* Required task *
In the text on optical viewers and projectors, which company made the Bakelite Stori-Viewer?

##### Document extract #####

Some of my collection of different optical viewers and projectors.
(When viewing larger photos use your browsers back button to return to this page)

Stereoview Cards

Watkins Glen Stereoview Cards
In 1844 David Brewster introduced a device for taking 3D photographs. He called the device the Stereoscope. To view the 3D effect you place a card with two photographs on it in one of the stereoviewers below.

Pictured at left is a set of around 50 Stereoview Cards taken of the climb through Watkins Glen in the 1800s. A note found with this set says they were purchased on an excursion to Watkins Glen N.Y. on July 4, 1883 by Howard Ellis as a gift to his soon to be wife. (note below).
Watkins Glen Cards - Larger Photo
Watkins Glen Cards note
Stereoview Card Example - Sears Stockroom (Talking Machine Records)

Keystone Stereo Viewer Keystone Stereoscope
A typical Stereoscope has a sliding holder for bringing a stereoview card into focus. This Stereoviewer is from the early 20th centuary. It was manufactured by the Keystone View Company, Meadvill, PA. Larger Photo

Unknown Stereo Viewer Unknown Stereoscope
There is no manufacturer marked on this wooden viewer. The only stamp it has reads "Pat'd Dec. 1, 1863 Reissued May 7, 1878".
Larger Photo
Larger Photo

1939 Chrysler 3D Glasses 1939 Worlds Fair Chrysler 3D Glasses
These 3D glasses were handed out by Chrysler to view their "In Tune With Tomorrow" 3D movie at the 1939 Worlds Fair. These were reportedly the first "Polerized" 3D glasses.

Larger Photo - Front
Larger Photo - Rear

1950s Stori-Viewer Stori-Viewer
Manufactured by Church-Craft Pictures Inc, Saint Louis, in the 1950s. This Bakelite 3D viewer came with a set of "Space Patrol" cards showing scenes from the 1950's science fiction television series.

##### Supplied data #####

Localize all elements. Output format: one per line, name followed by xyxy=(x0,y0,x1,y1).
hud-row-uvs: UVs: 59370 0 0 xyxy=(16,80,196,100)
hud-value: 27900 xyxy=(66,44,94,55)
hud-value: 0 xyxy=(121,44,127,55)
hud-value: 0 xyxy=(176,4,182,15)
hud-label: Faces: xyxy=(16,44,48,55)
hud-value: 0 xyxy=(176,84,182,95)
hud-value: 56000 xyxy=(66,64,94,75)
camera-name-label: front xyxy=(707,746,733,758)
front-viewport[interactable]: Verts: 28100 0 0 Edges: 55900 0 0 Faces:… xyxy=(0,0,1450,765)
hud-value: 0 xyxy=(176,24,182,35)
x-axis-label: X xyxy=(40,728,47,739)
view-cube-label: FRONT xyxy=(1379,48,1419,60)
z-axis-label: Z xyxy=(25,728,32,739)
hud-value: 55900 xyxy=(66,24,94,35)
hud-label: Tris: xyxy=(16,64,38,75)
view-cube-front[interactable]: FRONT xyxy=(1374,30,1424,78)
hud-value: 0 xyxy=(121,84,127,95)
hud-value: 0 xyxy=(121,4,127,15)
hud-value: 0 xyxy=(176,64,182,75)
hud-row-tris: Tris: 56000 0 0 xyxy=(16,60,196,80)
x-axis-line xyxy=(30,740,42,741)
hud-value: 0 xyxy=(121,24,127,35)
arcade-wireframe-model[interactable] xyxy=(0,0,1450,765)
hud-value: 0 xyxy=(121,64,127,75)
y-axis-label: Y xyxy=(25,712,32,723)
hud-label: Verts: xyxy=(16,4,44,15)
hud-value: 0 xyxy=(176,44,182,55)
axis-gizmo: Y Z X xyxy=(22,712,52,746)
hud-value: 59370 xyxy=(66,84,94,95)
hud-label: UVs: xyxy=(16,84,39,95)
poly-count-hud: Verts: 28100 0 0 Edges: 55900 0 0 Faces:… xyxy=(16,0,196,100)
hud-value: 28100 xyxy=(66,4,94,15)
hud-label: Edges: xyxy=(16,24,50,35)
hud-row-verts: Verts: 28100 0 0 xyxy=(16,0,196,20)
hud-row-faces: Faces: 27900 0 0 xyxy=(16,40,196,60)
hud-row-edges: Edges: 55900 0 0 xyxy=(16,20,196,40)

#####

* Task response *
Church-Craft Pictures Inc, Saint Louis.